#### [RECORDS PROVIDED]

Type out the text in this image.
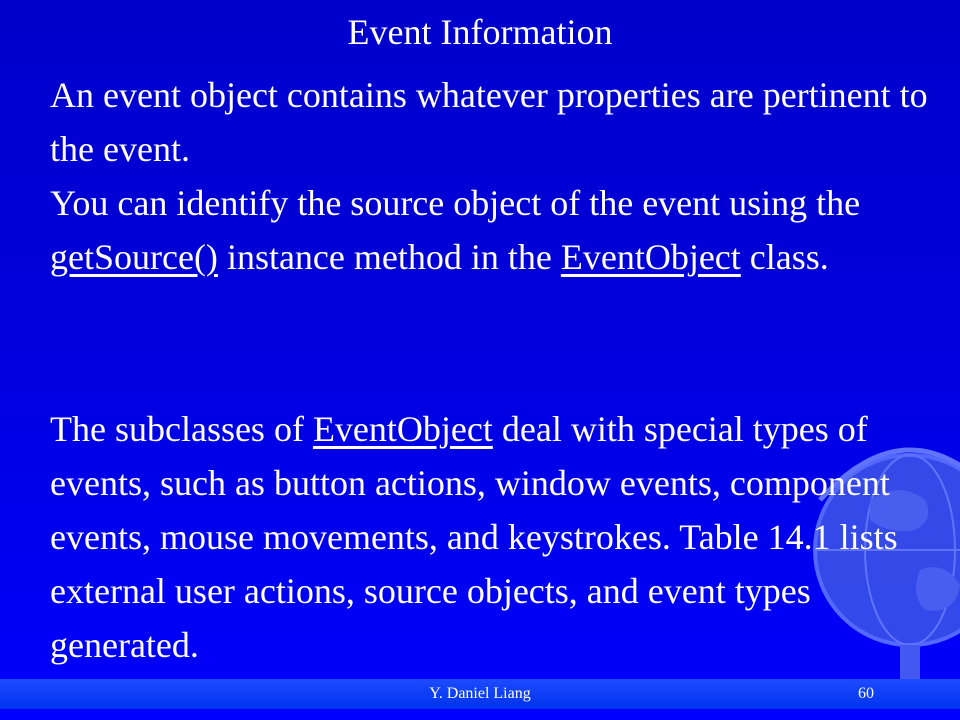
Event Information

An event object contains whatever properties are pertinent to the event.

You can identify the source object of the event using the getSource() instance method in the EventObject class.

The subclasses of EventObject deal with special types of events, such as button actions, window events, component events, mouse movements, and keystrokes. Table 14.1 lists external user actions, source objects, and event types generated.

Y. Daniel Liang	60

#### [EXERCISE REQUIREMENTS]
Say how many lines of the data include the word "EventObject". Respond with the number alone.

#### [SOLUTION FOR THIS PROBLEM]
2